- [Assigned task]:
Write out the part of the Go error-handling post starting at "func (he HTTPError)" and ending at "err := c.Error()", copied word for word.

- [Document passage]:
Start of Block
So, my app goes in this direction:

  1. Define App
  2. Add global middleware
  3. Define routes
  4. Add error handler
  5. Start server

My ErrorHandler is a fiber middleware, with a simple type that both adds a status code and implements the error interface:

//HTTPError ::::
type HTTPError struct {
	Status int
	Err    error
}

//NewHTTPError ::::
func NewHTTPError(status int, err error) HTTPError {
	return HTTPError{Status: status, Err: err}
}

func (he HTTPError) Error() string {
	return fmt.Sprintf("error %d %s (%s)", he.Status, he.Err.Error(), http.StatusText(he.Status))
}

//ErrorHandler ::::
func ErrorHandler() fiber.Handler {
	return func(c *fiber.Ctx) {
		err := c.Error()
		if err == nil { // no error
			c.Next()
			return
		}
		status := http.StatusInternalServerError //default error status
		if e, ok := err.(HTTPError); ok {        // it's a custom error, so use the status in the error
			status = e.Status
		}
		msg := map[string]interface{}{
			"status":      status,
			"status_text": http.StatusText(status),
			"error_msg":   err.Error(),
		}

		c.Set("Content-Type", "application/json")
End of Block
- [Extracted records]:
Start of Block
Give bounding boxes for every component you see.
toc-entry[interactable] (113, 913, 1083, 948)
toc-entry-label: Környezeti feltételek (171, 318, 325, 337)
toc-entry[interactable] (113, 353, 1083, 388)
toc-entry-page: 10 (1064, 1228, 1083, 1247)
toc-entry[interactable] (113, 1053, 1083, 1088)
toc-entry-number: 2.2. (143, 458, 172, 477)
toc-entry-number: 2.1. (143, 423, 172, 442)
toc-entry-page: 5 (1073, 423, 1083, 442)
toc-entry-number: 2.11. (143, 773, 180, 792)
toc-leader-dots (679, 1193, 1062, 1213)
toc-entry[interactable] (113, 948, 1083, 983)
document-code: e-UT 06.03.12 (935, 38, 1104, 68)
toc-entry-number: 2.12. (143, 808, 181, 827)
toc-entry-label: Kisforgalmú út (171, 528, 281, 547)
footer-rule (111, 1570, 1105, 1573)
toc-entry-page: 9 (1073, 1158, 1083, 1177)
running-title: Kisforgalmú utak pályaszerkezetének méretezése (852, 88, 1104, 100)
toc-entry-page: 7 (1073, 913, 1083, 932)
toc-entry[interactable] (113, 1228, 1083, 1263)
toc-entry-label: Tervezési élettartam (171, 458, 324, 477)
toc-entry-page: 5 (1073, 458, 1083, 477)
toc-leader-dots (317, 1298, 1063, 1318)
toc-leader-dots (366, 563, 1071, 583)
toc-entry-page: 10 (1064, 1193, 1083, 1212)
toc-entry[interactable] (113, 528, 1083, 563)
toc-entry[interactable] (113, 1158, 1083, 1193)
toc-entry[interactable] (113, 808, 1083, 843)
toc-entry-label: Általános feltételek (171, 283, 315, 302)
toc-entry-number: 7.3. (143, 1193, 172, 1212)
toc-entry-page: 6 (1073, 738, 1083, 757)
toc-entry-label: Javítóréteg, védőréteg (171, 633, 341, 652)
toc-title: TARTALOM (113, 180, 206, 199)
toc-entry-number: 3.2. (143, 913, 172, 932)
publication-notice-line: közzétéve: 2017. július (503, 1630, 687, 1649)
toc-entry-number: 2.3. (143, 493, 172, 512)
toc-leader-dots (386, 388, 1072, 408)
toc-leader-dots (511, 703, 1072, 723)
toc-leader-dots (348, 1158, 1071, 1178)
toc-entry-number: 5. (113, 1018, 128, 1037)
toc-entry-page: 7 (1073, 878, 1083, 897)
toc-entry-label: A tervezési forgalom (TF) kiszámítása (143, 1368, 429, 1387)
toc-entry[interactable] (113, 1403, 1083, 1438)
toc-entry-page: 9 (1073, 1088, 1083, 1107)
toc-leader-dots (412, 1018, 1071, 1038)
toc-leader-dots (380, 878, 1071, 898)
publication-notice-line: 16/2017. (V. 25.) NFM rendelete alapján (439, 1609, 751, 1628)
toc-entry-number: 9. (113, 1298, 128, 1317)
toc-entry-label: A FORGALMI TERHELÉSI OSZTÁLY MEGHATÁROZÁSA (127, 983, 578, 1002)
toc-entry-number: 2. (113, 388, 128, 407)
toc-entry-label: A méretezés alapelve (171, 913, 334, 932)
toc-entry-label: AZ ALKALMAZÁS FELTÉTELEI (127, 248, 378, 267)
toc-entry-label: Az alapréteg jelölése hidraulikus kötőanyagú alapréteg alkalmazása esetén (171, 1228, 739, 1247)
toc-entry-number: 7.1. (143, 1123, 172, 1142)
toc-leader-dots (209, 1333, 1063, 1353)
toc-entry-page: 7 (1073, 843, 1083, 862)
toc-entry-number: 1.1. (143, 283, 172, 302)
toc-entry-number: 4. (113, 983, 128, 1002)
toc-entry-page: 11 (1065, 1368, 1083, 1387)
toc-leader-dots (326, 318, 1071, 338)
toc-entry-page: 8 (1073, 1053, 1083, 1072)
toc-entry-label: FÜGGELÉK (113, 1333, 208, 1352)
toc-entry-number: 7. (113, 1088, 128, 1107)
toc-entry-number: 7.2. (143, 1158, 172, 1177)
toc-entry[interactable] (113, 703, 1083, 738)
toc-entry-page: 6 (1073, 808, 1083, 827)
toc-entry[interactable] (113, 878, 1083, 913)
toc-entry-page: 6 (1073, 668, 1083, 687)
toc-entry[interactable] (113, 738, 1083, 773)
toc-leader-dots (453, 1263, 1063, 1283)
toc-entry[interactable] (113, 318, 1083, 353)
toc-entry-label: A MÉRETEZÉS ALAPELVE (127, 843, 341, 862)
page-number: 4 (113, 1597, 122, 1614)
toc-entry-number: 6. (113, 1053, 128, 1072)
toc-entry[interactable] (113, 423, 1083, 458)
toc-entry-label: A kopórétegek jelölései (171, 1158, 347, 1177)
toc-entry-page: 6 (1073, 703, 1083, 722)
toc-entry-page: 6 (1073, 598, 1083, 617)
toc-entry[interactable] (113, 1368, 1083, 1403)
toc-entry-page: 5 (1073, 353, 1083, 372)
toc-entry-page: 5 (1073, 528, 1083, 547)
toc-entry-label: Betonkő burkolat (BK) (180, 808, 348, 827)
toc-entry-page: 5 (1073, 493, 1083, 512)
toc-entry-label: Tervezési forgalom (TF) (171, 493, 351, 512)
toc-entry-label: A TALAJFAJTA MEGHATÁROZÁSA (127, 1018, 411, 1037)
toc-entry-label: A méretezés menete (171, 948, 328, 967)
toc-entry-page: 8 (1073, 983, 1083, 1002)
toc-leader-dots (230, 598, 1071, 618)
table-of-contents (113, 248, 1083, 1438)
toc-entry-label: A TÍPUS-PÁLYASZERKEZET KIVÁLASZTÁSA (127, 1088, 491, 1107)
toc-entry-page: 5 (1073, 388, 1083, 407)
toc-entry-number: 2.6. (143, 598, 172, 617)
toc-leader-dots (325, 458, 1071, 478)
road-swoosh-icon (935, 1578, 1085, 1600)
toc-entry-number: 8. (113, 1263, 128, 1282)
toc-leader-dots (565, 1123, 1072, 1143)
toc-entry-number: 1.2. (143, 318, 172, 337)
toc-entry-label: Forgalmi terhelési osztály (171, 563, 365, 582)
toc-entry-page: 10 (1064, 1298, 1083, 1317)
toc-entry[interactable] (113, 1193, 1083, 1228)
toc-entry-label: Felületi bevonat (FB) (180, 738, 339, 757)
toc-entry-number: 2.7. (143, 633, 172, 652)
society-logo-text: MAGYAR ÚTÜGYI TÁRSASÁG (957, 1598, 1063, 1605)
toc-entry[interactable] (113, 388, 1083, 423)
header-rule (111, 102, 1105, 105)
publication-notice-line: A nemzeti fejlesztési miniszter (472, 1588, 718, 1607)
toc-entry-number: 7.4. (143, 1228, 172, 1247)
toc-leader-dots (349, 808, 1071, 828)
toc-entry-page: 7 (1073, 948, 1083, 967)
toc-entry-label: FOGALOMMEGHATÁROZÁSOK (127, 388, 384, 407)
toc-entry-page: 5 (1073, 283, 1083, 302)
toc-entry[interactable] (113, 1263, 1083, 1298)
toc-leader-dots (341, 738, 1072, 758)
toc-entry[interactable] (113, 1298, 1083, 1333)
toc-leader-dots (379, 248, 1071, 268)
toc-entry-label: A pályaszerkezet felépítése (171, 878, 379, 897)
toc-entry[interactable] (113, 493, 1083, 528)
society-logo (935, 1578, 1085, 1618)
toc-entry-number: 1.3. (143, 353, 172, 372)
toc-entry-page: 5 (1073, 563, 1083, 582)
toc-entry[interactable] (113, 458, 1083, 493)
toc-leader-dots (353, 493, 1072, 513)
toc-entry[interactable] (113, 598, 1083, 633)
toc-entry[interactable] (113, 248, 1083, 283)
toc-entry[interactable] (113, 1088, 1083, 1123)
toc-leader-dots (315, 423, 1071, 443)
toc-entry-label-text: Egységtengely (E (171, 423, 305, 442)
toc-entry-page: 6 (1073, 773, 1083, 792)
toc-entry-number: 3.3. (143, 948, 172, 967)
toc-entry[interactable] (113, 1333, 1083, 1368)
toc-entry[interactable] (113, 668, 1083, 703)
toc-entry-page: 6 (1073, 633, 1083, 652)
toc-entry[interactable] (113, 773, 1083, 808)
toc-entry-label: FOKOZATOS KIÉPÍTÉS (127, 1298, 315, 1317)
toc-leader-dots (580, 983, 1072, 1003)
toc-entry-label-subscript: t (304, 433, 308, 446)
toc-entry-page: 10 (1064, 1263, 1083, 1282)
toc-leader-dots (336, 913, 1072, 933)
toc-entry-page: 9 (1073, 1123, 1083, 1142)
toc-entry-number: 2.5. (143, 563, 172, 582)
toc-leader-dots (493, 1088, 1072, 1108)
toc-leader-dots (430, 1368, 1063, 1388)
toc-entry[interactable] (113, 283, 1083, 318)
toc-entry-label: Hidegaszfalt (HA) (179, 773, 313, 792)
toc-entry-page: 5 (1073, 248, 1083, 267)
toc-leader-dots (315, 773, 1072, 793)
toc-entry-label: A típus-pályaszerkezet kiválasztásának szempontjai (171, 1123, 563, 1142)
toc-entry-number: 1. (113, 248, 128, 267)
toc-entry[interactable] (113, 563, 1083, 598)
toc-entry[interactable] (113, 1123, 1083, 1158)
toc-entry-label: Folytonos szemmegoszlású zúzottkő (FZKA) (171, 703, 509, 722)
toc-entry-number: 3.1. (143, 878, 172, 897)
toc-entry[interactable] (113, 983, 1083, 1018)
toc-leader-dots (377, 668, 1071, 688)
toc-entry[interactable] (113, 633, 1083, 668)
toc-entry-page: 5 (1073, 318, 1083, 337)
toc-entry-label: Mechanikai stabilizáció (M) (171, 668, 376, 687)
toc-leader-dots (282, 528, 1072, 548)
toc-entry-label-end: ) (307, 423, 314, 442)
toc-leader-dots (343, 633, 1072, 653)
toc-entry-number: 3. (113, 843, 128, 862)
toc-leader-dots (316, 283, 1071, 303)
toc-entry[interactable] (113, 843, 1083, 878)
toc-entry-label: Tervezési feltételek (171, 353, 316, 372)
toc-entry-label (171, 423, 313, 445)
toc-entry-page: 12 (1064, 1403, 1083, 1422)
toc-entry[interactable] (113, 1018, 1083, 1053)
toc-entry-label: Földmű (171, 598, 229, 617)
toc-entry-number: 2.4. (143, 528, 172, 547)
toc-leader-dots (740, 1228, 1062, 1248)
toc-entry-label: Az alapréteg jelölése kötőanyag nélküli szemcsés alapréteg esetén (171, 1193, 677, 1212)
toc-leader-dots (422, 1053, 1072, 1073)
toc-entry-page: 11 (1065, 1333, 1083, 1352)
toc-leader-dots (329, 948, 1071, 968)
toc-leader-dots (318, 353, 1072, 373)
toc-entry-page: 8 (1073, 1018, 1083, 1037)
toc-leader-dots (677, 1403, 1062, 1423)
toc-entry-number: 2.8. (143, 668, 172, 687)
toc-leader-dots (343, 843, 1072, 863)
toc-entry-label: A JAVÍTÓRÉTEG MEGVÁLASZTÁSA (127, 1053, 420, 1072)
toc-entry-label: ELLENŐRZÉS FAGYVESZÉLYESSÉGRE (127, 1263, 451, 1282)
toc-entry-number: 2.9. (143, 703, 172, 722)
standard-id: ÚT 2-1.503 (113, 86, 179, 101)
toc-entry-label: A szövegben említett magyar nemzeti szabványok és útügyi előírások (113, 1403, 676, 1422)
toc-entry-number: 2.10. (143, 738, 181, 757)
End of Block
- [Answer for this exercise]:
func (he HTTPError) Error() string {
	return fmt.Sprintf("error %d %s (%s)", he.Status, he.Err.Error(), http.StatusText(he.Status))
}

//ErrorHandler ::::
func ErrorHandler() fiber.Handler {
	return func(c *fiber.Ctx) {
		err := c.Error()